-- start of INPUT DATA --

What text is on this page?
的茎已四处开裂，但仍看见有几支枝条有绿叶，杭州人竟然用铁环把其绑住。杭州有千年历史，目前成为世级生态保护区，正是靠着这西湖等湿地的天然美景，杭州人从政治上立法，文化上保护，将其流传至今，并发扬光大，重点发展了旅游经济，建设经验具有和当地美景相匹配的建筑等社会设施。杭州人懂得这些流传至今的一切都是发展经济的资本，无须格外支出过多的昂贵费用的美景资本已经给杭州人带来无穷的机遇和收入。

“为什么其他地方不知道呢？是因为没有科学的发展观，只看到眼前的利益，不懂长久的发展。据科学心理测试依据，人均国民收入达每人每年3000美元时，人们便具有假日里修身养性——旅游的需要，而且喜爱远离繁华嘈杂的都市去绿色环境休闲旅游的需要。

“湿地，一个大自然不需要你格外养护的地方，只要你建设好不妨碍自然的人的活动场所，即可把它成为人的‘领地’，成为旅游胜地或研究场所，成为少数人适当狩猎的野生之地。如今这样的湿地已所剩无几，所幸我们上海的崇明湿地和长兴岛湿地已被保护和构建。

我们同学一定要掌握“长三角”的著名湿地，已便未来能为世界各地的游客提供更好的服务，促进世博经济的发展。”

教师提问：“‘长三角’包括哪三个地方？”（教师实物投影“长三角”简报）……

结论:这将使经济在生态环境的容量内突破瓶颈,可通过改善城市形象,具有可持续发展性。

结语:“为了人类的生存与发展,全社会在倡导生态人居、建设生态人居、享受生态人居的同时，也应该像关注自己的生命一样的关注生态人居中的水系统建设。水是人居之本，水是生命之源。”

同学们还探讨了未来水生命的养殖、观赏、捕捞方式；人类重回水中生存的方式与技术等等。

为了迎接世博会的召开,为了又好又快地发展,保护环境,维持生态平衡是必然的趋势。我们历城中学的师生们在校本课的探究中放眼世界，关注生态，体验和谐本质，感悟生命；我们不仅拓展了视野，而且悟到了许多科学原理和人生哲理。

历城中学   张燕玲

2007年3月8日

-- end of INPUT DATA --

SET EXERCISE: From the records above, please extract every line and repeat it exactly.

TASK SOLUTION:
What text is on this page?
的茎已四处开裂，但仍看见有几支枝条有绿叶，杭州人竟然用铁环把其绑住。杭州有千年历史，目前成为世级生态保护区，正是靠着这西湖等湿地的天然美景，杭州人从政治上立法，文化上保护，将其流传至今，并发扬光大，重点发展了旅游经济，建设经验具有和当地美景相匹配的建筑等社会设施。杭州人懂得这些流传至今的一切都是发展经济的资本，无须格外支出过多的昂贵费用的美景资本已经给杭州人带来无穷的机遇和收入。

“为什么其他地方不知道呢？是因为没有科学的发展观，只看到眼前的利益，不懂长久的发展。据科学心理测试依据，人均国民收入达每人每年3000美元时，人们便具有假日里修身养性——旅游的需要，而且喜爱远离繁华嘈杂的都市去绿色环境休闲旅游的需要。

“湿地，一个大自然不需要你格外养护的地方，只要你建设好不妨碍自然的人的活动场所，即可把它成为人的‘领地’，成为旅游胜地或研究场所，成为少数人适当狩猎的野生之地。如今这样的湿地已所剩无几，所幸我们上海的崇明湿地和长兴岛湿地已被保护和构建。

我们同学一定要掌握“长三角”的著名湿地，已便未来能为世界各地的游客提供更好的服务，促进世博经济的发展。”

教师提问：“‘长三角’包括哪三个地方？”（教师实物投影“长三角”简报）……

结论:这将使经济在生态环境的容量内突破瓶颈,可通过改善城市形象,具有可持续发展性。

结语:“为了人类的生存与发展,全社会在倡导生态人居、建设生态人居、享受生态人居的同时，也应该像关注自己的生命一样的关注生态人居中的水系统建设。水是人居之本，水是生命之源。”

同学们还探讨了未来水生命的养殖、观赏、捕捞方式；人类重回水中生存的方式与技术等等。

为了迎接世博会的召开,为了又好又快地发展,保护环境,维持生态平衡是必然的趋势。我们历城中学的师生们在校本课的探究中放眼世界，关注生态，体验和谐本质，感悟生命；我们不仅拓展了视野，而且悟到了许多科学原理和人生哲理。

历城中学   张燕玲

2007年3月8日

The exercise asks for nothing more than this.